Examine each line of the data. Copy those that contain the string "receives".

• [Record extracts]
=-=-=-=-=
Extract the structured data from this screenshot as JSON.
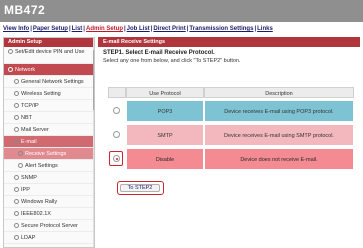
{
  "banner": {
    "title": "MB472"
  },
  "topnav": {
    "items": [
      {
        "label": "View Info",
        "active": false
      },
      {
        "label": "Paper Setup",
        "active": false
      },
      {
        "label": "List",
        "active": false
      },
      {
        "label": "Admin Setup",
        "active": true
      },
      {
        "label": "Job List",
        "active": false
      },
      {
        "label": "Direct Print",
        "active": false
      },
      {
        "label": "Transmission Settings",
        "active": false
      },
      {
        "label": "Links",
        "active": false
      }
    ],
    "separator": "|"
  },
  "sidebar": {
    "header": "Admin Setup",
    "items": [
      {
        "label": "Set/Edit device PIN and Use"
      },
      {
        "label": "Network"
      },
      {
        "label": "General Network Settings"
      },
      {
        "label": "Wireless Setting"
      },
      {
        "label": "TCP/IP"
      },
      {
        "label": "NBT"
      },
      {
        "label": "Mail Server"
      },
      {
        "label": "E-mail"
      },
      {
        "label": "Receive Settings"
      },
      {
        "label": "Alert Settings"
      },
      {
        "label": "SNMP"
      },
      {
        "label": "IPP"
      },
      {
        "label": "Windows Rally"
      },
      {
        "label": "IEEE802.1X"
      },
      {
        "label": "Secure Protocol Server"
      },
      {
        "label": "LDAP"
      }
    ]
  },
  "main": {
    "panel_title": "E-mail Receive Settings",
    "step_title": "STEP1. Select E-mail Receive Protocol.",
    "step_desc": "Select any one from below, and click \"To STEP2\" button.",
    "table": {
      "headers": {
        "protocol": "Use Protocol",
        "description": "Description"
      },
      "rows": [
        {
          "protocol": "POP3",
          "description": "Device receives E-mail using POP3 protocol.",
          "selected": false
        },
        {
          "protocol": "SMTP",
          "description": "Device receives E-mail using SMTP protocol.",
          "selected": false
        },
        {
          "protocol": "Disable",
          "description": "Device does not receive E-mail.",
          "selected": true
        }
      ]
    },
    "next_button": "To STEP2"
  },
  "colors": {
    "accent": "#b0363d",
    "pop3_row": "#7ec3d3",
    "smtp_row": "#f3b8bd",
    "disable_row": "#f48a92",
    "highlight": "#d0242f"
  }
}
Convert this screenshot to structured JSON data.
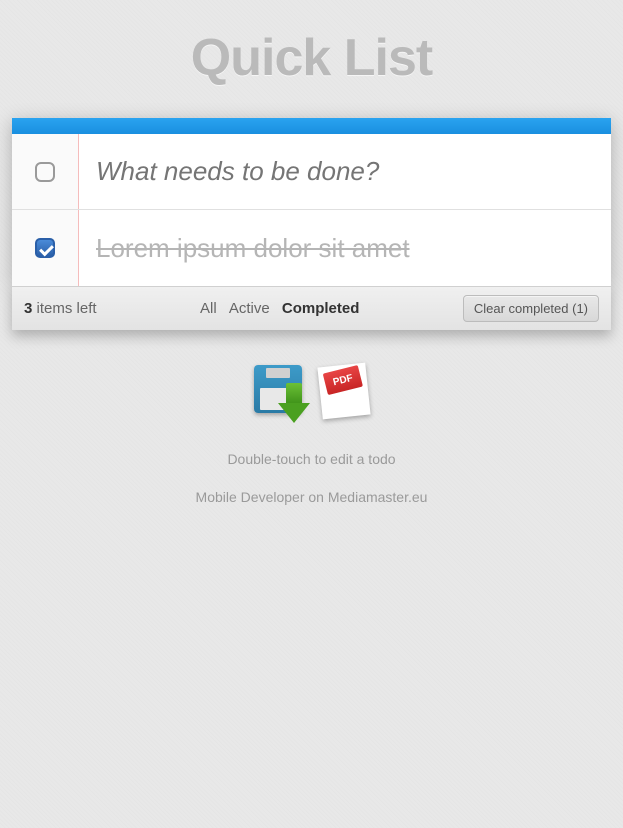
{
  "app": {
    "title": "Quick List"
  },
  "input": {
    "placeholder": "What needs to be done?"
  },
  "todos": [
    {
      "text": "Lorem ipsum dolor sit amet",
      "completed": true
    }
  ],
  "footer": {
    "count": "3",
    "count_suffix": "items left",
    "filters": {
      "all": "All",
      "active": "Active",
      "completed": "Completed"
    },
    "active_filter": "completed",
    "clear_label": "Clear completed (1)"
  },
  "icons": {
    "save": "save-download-icon",
    "pdf_label": "PDF"
  },
  "tips": {
    "edit": "Double-touch to edit a todo",
    "credit": "Mobile Developer on Mediamaster.eu"
  }
}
=-=-=-=-=
• [Answer for the task]
          "description": "Device receives E-mail using POP3 protocol.",
          "description": "Device receives E-mail using SMTP protocol.",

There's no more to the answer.